■ **Supplied data**
= = = = =

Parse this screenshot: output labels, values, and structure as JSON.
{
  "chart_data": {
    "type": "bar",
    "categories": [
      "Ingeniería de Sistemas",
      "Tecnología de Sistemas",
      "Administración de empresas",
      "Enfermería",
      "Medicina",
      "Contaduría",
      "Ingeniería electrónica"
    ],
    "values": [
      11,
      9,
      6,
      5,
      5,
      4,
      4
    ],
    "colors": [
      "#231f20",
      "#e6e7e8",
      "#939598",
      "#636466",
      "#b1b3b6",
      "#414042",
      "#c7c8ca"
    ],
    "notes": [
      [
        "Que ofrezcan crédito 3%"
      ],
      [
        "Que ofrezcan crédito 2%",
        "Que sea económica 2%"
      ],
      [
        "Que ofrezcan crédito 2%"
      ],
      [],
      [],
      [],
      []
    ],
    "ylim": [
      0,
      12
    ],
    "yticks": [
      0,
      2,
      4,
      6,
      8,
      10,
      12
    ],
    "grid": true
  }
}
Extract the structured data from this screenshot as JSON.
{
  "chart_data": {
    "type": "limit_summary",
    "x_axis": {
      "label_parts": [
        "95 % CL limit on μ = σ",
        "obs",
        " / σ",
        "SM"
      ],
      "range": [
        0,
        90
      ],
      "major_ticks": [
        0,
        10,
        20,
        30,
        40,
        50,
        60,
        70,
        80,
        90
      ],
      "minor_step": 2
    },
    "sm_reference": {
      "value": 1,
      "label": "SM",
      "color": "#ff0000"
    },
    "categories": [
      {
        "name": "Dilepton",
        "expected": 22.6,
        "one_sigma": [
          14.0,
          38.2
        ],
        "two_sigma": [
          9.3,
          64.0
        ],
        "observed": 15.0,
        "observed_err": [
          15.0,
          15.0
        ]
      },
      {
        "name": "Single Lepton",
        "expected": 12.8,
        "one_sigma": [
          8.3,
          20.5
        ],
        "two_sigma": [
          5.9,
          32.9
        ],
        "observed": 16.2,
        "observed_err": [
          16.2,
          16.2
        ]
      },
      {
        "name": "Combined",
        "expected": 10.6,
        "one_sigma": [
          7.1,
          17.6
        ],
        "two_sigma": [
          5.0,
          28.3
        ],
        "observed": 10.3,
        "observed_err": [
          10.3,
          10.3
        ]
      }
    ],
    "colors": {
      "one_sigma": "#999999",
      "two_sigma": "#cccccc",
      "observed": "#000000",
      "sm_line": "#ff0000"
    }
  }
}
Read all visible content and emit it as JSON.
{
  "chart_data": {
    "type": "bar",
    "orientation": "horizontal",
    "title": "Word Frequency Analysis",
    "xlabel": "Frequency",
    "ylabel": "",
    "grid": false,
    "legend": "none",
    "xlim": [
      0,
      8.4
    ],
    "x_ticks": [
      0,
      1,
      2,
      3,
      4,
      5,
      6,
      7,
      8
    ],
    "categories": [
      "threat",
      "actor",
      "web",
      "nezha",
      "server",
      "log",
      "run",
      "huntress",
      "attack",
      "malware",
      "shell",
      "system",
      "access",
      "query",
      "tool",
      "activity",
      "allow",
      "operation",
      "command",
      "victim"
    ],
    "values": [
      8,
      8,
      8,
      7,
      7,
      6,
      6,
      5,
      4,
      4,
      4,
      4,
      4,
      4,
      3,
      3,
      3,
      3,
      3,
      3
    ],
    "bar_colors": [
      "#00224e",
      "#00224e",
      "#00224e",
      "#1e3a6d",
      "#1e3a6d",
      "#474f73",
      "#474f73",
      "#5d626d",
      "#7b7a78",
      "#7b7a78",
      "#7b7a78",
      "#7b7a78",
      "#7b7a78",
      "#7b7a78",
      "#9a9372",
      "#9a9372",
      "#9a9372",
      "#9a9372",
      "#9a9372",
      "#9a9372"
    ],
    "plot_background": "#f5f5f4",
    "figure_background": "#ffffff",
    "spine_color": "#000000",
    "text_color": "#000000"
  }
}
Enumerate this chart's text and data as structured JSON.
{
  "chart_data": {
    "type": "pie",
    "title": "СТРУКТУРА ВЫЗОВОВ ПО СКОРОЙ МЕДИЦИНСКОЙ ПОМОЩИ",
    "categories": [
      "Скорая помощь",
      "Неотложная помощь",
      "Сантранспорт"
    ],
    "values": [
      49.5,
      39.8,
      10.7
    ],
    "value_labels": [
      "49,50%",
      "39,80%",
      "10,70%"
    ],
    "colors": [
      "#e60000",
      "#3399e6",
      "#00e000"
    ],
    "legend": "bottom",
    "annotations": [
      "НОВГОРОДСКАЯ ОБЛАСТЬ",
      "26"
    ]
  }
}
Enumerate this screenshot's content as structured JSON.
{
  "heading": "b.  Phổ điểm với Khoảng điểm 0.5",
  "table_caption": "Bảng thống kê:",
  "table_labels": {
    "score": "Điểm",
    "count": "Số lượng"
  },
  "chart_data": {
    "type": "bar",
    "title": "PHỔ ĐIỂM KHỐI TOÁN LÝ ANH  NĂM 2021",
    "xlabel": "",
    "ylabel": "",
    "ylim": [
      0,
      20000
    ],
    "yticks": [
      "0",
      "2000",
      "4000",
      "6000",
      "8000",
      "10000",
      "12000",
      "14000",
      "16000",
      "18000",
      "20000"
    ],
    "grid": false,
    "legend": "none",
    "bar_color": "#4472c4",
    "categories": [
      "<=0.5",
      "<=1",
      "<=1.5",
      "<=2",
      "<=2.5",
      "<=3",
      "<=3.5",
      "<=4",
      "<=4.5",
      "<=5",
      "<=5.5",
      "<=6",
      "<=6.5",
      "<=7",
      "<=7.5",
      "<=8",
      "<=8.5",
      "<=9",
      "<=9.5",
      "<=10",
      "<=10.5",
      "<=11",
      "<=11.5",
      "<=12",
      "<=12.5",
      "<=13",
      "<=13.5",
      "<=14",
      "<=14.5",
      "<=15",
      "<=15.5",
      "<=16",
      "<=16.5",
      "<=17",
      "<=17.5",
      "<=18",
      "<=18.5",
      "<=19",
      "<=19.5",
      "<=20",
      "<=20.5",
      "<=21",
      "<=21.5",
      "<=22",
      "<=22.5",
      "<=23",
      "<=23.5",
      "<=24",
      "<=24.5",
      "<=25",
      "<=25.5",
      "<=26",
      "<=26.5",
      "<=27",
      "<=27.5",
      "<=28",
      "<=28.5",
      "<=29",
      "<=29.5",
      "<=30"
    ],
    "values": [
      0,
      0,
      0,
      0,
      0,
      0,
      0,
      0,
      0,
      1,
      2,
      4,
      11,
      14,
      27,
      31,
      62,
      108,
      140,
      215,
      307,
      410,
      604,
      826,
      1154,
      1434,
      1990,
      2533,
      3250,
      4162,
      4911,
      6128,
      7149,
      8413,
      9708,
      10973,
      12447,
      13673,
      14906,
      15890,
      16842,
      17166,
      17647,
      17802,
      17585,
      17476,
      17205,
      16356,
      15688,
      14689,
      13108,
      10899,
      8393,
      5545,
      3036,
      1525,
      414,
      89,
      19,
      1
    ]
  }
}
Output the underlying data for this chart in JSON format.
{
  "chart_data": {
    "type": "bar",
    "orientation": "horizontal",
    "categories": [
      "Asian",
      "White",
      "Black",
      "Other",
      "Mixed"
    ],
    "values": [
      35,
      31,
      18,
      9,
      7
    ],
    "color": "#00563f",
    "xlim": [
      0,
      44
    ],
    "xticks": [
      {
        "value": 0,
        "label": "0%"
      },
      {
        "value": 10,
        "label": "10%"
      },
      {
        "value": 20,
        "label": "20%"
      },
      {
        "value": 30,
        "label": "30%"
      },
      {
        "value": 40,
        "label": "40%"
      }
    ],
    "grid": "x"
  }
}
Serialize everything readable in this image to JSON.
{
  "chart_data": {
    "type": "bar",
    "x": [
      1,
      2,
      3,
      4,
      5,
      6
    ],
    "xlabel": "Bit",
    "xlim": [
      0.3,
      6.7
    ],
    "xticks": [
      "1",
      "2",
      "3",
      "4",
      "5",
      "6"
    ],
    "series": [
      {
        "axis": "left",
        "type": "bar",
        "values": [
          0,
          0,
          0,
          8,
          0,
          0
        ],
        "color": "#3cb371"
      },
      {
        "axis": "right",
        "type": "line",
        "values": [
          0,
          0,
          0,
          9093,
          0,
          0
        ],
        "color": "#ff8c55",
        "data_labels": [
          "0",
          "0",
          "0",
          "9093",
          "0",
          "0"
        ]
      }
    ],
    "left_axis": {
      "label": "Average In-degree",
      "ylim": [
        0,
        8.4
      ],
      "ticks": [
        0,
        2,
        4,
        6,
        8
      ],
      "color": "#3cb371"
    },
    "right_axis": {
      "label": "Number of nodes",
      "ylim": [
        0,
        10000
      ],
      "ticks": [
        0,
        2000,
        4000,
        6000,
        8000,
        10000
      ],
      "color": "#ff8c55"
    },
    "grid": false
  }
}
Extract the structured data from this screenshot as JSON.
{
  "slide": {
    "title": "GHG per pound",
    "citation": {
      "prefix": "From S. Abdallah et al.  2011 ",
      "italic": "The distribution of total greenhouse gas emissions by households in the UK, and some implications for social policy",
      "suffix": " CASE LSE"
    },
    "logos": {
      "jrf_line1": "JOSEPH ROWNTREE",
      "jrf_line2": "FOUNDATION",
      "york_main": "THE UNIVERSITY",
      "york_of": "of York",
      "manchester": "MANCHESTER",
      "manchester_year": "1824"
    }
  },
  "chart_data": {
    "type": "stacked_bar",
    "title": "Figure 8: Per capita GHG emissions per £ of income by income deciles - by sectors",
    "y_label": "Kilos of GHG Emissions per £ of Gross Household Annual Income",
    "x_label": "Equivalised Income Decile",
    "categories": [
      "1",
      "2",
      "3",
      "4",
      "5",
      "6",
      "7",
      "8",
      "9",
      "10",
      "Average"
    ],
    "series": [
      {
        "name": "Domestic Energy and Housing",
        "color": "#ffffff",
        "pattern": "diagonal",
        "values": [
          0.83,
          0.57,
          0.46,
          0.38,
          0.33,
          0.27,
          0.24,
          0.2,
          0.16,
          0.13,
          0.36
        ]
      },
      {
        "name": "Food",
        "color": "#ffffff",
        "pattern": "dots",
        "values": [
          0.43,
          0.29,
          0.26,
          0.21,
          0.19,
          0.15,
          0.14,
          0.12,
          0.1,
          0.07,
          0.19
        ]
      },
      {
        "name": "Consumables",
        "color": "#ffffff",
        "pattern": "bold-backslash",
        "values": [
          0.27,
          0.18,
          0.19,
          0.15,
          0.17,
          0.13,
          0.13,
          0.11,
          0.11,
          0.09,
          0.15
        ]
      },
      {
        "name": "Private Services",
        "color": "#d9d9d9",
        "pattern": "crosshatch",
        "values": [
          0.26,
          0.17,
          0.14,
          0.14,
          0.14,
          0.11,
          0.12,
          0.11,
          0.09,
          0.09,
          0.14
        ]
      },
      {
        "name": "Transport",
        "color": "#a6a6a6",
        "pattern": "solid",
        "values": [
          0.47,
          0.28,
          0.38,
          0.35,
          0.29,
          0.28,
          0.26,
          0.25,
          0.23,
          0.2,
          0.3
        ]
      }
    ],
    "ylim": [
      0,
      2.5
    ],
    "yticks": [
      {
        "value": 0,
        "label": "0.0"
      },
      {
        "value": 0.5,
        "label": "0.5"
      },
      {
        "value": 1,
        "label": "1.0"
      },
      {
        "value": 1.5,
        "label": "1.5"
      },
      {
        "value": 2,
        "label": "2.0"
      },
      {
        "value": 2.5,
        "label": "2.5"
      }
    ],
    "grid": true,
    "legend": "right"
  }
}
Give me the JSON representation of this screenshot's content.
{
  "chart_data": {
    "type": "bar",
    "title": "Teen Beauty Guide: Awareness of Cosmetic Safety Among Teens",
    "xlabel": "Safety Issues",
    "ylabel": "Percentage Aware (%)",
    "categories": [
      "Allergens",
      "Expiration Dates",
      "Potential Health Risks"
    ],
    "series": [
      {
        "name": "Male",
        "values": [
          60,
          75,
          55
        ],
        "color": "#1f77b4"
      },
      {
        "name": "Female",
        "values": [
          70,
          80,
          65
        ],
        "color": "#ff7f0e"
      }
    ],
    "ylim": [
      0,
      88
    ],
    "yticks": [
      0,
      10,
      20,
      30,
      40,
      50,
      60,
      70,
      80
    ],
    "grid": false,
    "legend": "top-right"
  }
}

= = = = =

■ **Task goal**
Determine the number of lines in the listing that hold the word "structured", and supply that number and nothing further.

■ **Written answer**
4